◆ Exercise details: Your task is to extract every entry that follows word for word while excluding the pictures.

◆ Record set:
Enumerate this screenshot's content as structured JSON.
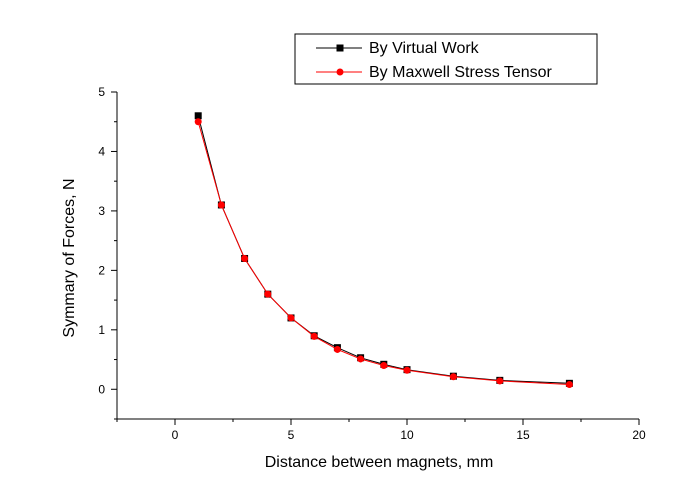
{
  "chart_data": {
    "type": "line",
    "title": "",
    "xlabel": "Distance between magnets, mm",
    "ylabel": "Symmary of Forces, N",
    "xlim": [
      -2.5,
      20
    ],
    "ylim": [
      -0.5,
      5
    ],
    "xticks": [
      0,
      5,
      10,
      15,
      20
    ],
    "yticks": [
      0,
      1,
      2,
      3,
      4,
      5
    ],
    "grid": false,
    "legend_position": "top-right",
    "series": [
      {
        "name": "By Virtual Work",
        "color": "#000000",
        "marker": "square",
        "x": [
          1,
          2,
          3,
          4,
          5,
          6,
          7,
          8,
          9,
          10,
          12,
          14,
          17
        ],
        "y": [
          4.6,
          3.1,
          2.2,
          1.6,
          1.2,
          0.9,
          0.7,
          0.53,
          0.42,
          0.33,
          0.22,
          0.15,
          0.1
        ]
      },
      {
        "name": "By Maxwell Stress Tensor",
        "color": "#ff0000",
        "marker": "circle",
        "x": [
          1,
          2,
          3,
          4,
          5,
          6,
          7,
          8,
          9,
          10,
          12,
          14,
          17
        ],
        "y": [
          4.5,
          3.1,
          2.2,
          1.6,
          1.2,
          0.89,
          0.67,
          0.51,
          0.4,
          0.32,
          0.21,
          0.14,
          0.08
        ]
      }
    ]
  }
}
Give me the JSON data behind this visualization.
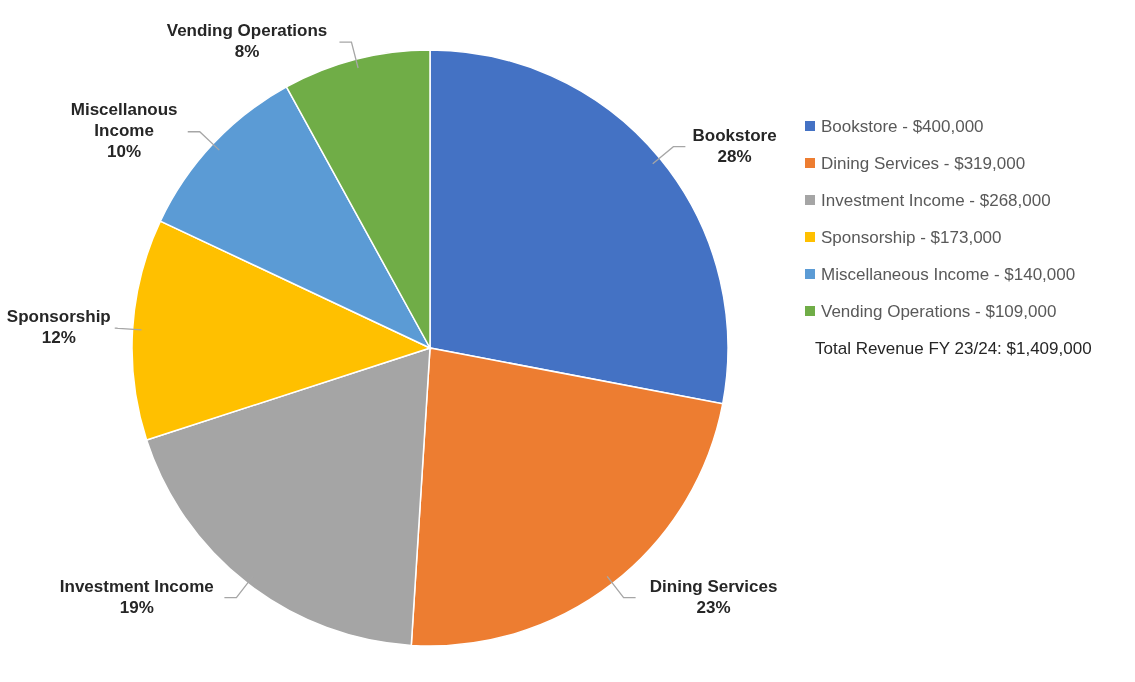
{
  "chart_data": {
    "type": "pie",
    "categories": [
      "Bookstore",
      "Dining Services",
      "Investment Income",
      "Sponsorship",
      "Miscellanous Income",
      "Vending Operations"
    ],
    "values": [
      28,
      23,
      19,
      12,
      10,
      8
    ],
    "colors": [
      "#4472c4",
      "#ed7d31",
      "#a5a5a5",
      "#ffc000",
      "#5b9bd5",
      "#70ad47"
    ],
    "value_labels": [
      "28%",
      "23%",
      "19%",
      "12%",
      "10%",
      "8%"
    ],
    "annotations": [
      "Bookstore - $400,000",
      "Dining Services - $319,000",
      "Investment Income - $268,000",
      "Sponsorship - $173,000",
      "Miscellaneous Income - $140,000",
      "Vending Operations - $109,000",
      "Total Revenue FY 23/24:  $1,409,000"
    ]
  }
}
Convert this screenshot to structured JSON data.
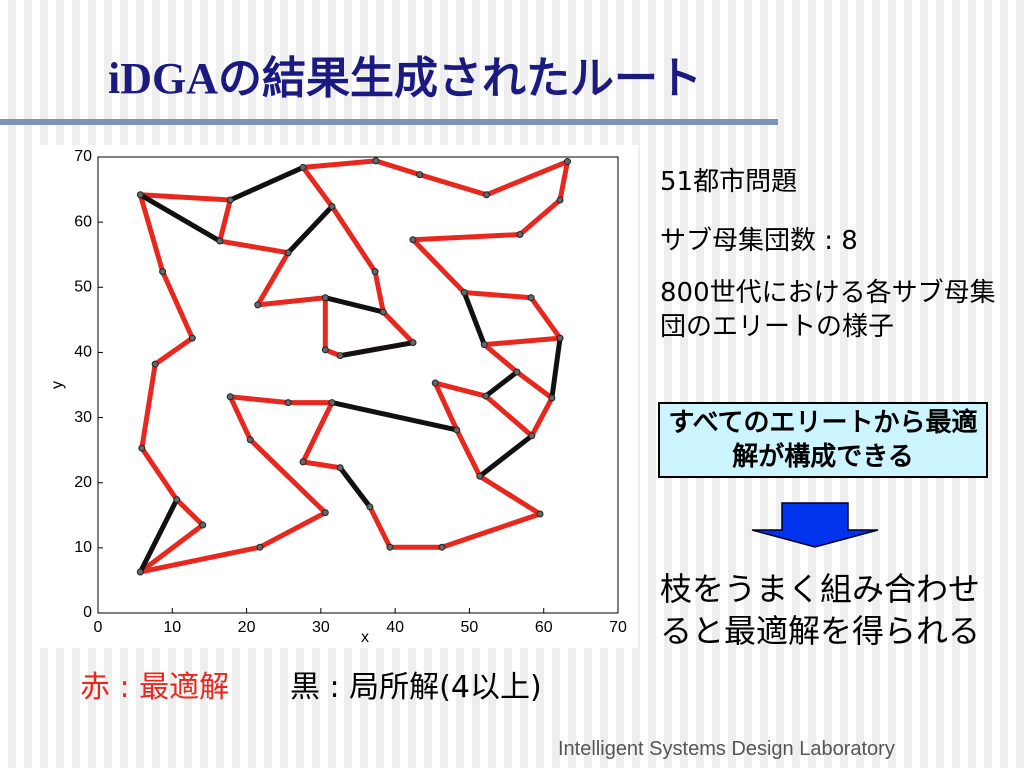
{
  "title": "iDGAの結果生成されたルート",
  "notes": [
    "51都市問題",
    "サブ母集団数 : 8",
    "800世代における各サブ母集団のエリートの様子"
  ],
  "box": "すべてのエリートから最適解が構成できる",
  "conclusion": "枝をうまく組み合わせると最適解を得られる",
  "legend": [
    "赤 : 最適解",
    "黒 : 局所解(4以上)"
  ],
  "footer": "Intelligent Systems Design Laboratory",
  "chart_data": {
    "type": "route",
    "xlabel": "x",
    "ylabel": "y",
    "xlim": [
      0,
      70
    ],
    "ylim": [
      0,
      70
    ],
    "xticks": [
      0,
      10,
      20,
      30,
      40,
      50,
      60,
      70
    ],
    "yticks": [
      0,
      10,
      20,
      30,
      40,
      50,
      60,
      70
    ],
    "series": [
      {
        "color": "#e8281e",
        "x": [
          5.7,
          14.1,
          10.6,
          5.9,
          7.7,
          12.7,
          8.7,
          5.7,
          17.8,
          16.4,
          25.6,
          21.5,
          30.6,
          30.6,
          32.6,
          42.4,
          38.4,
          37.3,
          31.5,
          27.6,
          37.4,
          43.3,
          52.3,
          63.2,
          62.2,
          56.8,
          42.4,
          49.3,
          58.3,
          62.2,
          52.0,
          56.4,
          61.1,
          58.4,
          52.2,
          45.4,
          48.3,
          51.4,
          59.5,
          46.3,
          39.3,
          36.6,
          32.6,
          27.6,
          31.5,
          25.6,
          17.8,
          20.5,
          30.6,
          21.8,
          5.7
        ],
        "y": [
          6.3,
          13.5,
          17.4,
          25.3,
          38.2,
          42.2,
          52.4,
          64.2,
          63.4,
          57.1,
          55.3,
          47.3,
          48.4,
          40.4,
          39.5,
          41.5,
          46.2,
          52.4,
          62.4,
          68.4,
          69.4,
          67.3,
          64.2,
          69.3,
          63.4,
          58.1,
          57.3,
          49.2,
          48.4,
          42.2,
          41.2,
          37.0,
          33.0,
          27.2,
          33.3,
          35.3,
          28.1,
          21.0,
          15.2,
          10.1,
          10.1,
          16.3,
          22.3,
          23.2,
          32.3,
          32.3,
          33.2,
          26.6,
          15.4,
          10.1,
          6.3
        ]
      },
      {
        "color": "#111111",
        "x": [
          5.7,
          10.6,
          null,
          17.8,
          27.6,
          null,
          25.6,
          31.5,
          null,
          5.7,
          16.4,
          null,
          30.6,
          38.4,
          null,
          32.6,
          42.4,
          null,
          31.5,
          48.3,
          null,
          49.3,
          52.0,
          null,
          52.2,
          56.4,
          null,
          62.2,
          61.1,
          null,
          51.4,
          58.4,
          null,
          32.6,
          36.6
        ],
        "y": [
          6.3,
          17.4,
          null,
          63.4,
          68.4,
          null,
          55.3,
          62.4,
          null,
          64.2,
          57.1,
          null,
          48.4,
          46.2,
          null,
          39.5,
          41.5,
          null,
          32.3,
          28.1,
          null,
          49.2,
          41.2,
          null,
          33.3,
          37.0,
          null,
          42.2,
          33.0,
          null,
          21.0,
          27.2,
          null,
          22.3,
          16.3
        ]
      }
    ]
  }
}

◆ Finished task:
Enumerate this screenshot's content as structured JSON.
{
  "chart_data": {
    "type": "line",
    "title": "",
    "xlabel": "Distance between magnets, mm",
    "ylabel": "Symmary of Forces, N",
    "xlim": [
      -2.5,
      20
    ],
    "ylim": [
      -0.5,
      5
    ],
    "xticks": [
      0,
      5,
      10,
      15,
      20
    ],
    "yticks": [
      0,
      1,
      2,
      3,
      4,
      5
    ],
    "grid": false,
    "legend_position": "top-right",
    "series": [
      {
        "name": "By Virtual Work",
        "color": "#000000",
        "marker": "square",
        "x": [
          1,
          2,
          3,
          4,
          5,
          6,
          7,
          8,
          9,
          10,
          12,
          14,
          17
        ],
        "y": [
          4.6,
          3.1,
          2.2,
          1.6,
          1.2,
          0.9,
          0.7,
          0.53,
          0.42,
          0.33,
          0.22,
          0.15,
          0.1
        ]
      },
      {
        "name": "By Maxwell Stress Tensor",
        "color": "#ff0000",
        "marker": "circle",
        "x": [
          1,
          2,
          3,
          4,
          5,
          6,
          7,
          8,
          9,
          10,
          12,
          14,
          17
        ],
        "y": [
          4.5,
          3.1,
          2.2,
          1.6,
          1.2,
          0.89,
          0.67,
          0.51,
          0.4,
          0.32,
          0.21,
          0.14,
          0.08
        ]
      }
    ]
  }
}
Give me the JSON data behind this visualization.
{
  "chart_data": {
    "type": "pie",
    "categories": [
      "Bookstore",
      "Dining Services",
      "Investment Income",
      "Sponsorship",
      "Miscellanous Income",
      "Vending Operations"
    ],
    "values": [
      28,
      23,
      19,
      12,
      10,
      8
    ],
    "colors": [
      "#4472c4",
      "#ed7d31",
      "#a5a5a5",
      "#ffc000",
      "#5b9bd5",
      "#70ad47"
    ],
    "value_labels": [
      "28%",
      "23%",
      "19%",
      "12%",
      "10%",
      "8%"
    ],
    "annotations": [
      "Bookstore - $400,000",
      "Dining Services - $319,000",
      "Investment Income - $268,000",
      "Sponsorship - $173,000",
      "Miscellaneous Income - $140,000",
      "Vending Operations - $109,000",
      "Total Revenue FY 23/24:  $1,409,000"
    ]
  }
}
Convert this screenshot to structured JSON data.
{
  "title": "iDGAの結果生成されたルート",
  "notes": [
    "51都市問題",
    "サブ母集団数 : 8",
    "800世代における各サブ母集団のエリートの様子"
  ],
  "box": "すべてのエリートから最適解が構成できる",
  "conclusion": "枝をうまく組み合わせると最適解を得られる",
  "legend": [
    "赤 : 最適解",
    "黒 : 局所解(4以上)"
  ],
  "footer": "Intelligent Systems Design Laboratory",
  "chart_data": {
    "type": "route",
    "xlabel": "x",
    "ylabel": "y",
    "xlim": [
      0,
      70
    ],
    "ylim": [
      0,
      70
    ],
    "xticks": [
      0,
      10,
      20,
      30,
      40,
      50,
      60,
      70
    ],
    "yticks": [
      0,
      10,
      20,
      30,
      40,
      50,
      60,
      70
    ],
    "series": [
      {
        "color": "#e8281e",
        "x": [
          5.7,
          14.1,
          10.6,
          5.9,
          7.7,
          12.7,
          8.7,
          5.7,
          17.8,
          16.4,
          25.6,
          21.5,
          30.6,
          30.6,
          32.6,
          42.4,
          38.4,
          37.3,
          31.5,
          27.6,
          37.4,
          43.3,
          52.3,
          63.2,
          62.2,
          56.8,
          42.4,
          49.3,
          58.3,
          62.2,
          52.0,
          56.4,
          61.1,
          58.4,
          52.2,
          45.4,
          48.3,
          51.4,
          59.5,
          46.3,
          39.3,
          36.6,
          32.6,
          27.6,
          31.5,
          25.6,
          17.8,
          20.5,
          30.6,
          21.8,
          5.7
        ],
        "y": [
          6.3,
          13.5,
          17.4,
          25.3,
          38.2,
          42.2,
          52.4,
          64.2,
          63.4,
          57.1,
          55.3,
          47.3,
          48.4,
          40.4,
          39.5,
          41.5,
          46.2,
          52.4,
          62.4,
          68.4,
          69.4,
          67.3,
          64.2,
          69.3,
          63.4,
          58.1,
          57.3,
          49.2,
          48.4,
          42.2,
          41.2,
          37.0,
          33.0,
          27.2,
          33.3,
          35.3,
          28.1,
          21.0,
          15.2,
          10.1,
          10.1,
          16.3,
          22.3,
          23.2,
          32.3,
          32.3,
          33.2,
          26.6,
          15.4,
          10.1,
          6.3
        ]
      },
      {
        "color": "#111111",
        "x": [
          5.7,
          10.6,
          null,
          17.8,
          27.6,
          null,
          25.6,
          31.5,
          null,
          5.7,
          16.4,
          null,
          30.6,
          38.4,
          null,
          32.6,
          42.4,
          null,
          31.5,
          48.3,
          null,
          49.3,
          52.0,
          null,
          52.2,
          56.4,
          null,
          62.2,
          61.1,
          null,
          51.4,
          58.4,
          null,
          32.6,
          36.6
        ],
        "y": [
          6.3,
          17.4,
          null,
          63.4,
          68.4,
          null,
          55.3,
          62.4,
          null,
          64.2,
          57.1,
          null,
          48.4,
          46.2,
          null,
          39.5,
          41.5,
          null,
          32.3,
          28.1,
          null,
          49.2,
          41.2,
          null,
          33.3,
          37.0,
          null,
          42.2,
          33.0,
          null,
          21.0,
          27.2,
          null,
          22.3,
          16.3
        ]
      }
    ]
  }
}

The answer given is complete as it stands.